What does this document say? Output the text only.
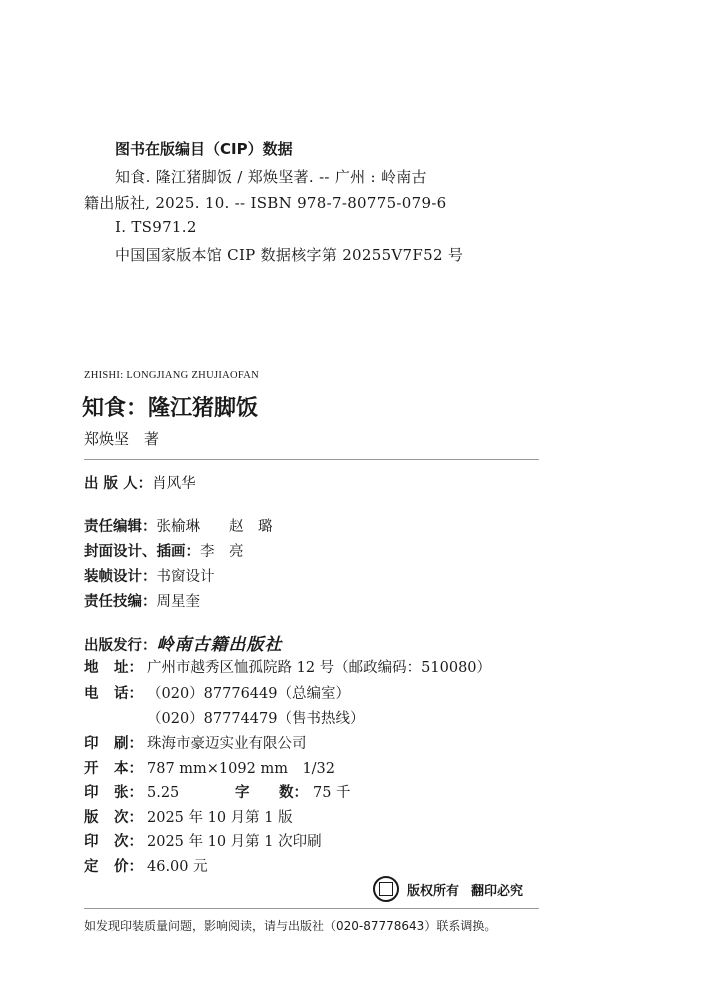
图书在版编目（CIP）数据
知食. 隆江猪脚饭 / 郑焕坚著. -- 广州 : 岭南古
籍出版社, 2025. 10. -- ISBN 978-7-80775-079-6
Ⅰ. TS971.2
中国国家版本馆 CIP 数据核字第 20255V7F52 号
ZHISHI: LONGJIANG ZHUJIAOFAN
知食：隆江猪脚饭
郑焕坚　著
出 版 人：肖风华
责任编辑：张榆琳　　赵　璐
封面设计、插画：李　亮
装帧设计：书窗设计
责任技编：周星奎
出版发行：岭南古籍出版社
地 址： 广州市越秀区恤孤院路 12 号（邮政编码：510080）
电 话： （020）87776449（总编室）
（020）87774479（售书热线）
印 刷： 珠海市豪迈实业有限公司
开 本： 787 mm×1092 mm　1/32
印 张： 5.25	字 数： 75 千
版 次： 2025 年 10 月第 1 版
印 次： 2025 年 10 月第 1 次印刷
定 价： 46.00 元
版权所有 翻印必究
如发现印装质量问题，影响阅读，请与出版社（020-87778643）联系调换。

======

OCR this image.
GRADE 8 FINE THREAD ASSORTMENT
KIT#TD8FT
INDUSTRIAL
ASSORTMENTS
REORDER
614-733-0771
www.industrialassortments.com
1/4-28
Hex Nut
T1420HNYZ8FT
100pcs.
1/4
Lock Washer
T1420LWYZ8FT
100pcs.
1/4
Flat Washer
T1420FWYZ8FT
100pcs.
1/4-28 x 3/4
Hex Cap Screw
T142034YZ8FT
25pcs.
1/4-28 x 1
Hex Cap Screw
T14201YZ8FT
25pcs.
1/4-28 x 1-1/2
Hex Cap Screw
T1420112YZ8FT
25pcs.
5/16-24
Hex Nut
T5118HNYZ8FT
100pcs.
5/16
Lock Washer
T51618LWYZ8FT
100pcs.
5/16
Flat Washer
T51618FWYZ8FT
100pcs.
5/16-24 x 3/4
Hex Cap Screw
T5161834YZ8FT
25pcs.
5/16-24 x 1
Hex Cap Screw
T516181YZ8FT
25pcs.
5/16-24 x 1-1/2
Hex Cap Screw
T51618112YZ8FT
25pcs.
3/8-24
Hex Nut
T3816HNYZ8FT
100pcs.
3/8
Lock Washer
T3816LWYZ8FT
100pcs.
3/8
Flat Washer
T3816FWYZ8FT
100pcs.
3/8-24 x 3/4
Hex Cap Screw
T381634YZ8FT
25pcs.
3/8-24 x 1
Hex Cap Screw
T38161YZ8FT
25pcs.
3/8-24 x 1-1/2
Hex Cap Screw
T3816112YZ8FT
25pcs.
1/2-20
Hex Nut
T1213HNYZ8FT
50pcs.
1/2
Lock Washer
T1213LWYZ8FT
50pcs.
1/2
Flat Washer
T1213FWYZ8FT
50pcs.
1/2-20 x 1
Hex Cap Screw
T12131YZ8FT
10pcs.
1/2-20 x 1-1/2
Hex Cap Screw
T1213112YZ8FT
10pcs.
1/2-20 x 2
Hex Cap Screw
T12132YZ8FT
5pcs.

======

__Instructions to follow__
Copy every line of the records above that holds the word "this".

__Worked answer__
What does this document say? Output the text only.
OCR this image.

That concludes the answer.